The two elements of the Cartan subalgebra of $SO(4)$ can be written as
\beq
        H^1 = \frac{1}{2}\left (\matrix{
                    0 & 1 & 0 & 0 \cr
                   -1 & 0 & 0 & 0 \cr
                    0 & 0 & 0 & 0 \cr
                    0 & 0 & 0 & 0 \cr
                    }\right ) \quad\mathrm{and}\quad
        H^2 = \frac{1}{2}\left (\matrix{
                    0 & 0 & 0 & 0 \cr
                    0 & 0 & 0 & 0 \cr
                    0 & 0 & 0 & 1 \cr
                    0 & 0 & -1& 0 \cr
                    }\right ) .

DATASET CONTENT:

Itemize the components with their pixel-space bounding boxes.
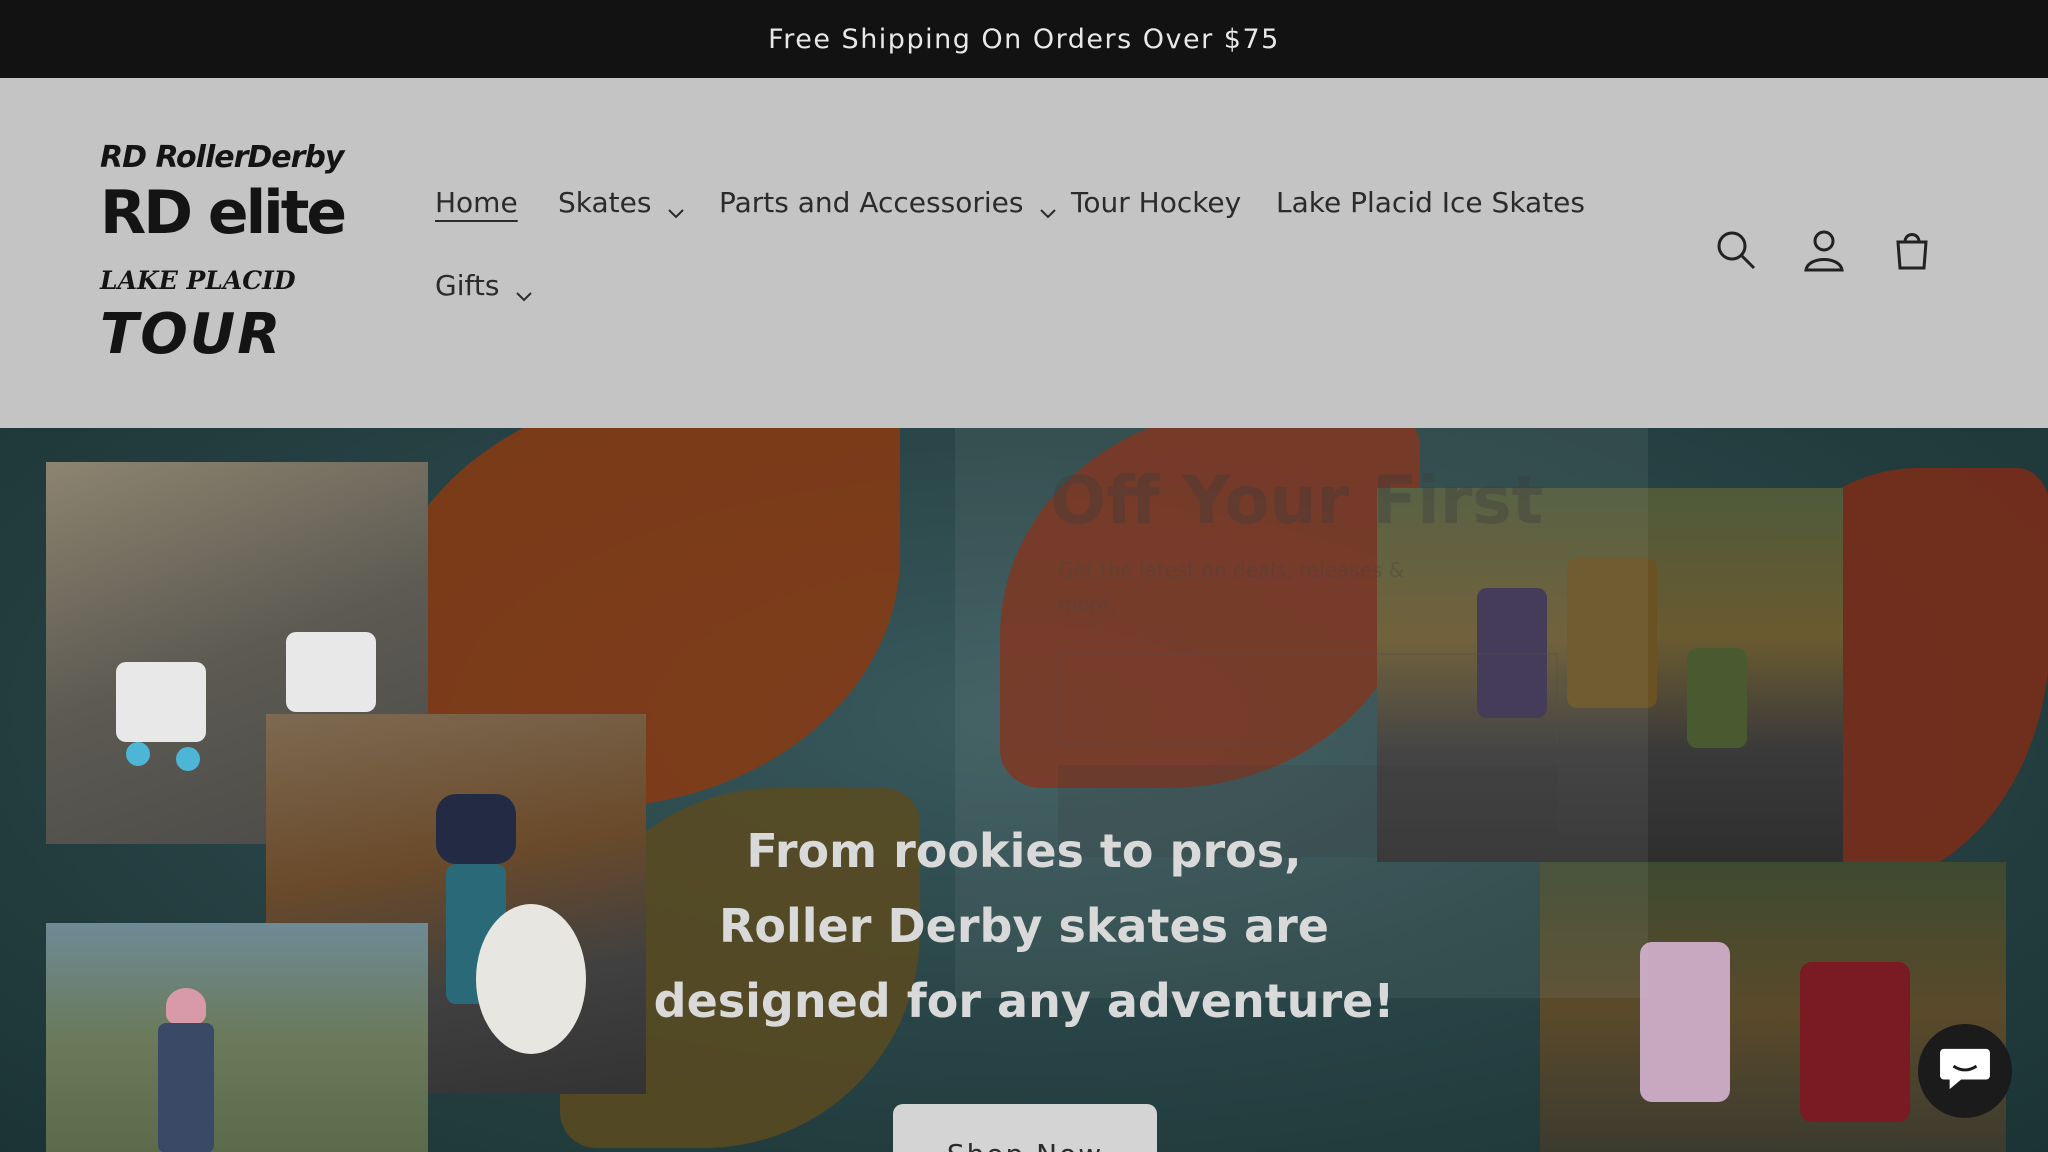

INSTRUCTIONS:
[1] Answer these questions from the Cartan subalgebra passage, one per line:
(a) How many elements of the Cartan subalgebra of SO(4) does it write out?
(b) What scalar factor stands in front of each matrix?
(c) In H^2, in which row and column does the entry -1 appear?
[2] Please say whether each statement agrees with the Cartan subalgebra passage, giving yes or no with the deciding words quoted from it:
(a) The Cartan subalgebra discussed is that of SO(4).
(b) Both matrices are multiplied by a factor of 2.
(c) The second row of H^1 begins with -1.

ANSWERS GIVEN:
[1]
(a) Two.
(b) One half (1/2).
(c) Row 4, column 3.

[2]
(a) Yes: "The two elements of the Cartan subalgebra of $SO(4)$"
(b) No: "\frac{1}{2}"
(c) Yes: "-1 & 0 & 0 & 0 \cr"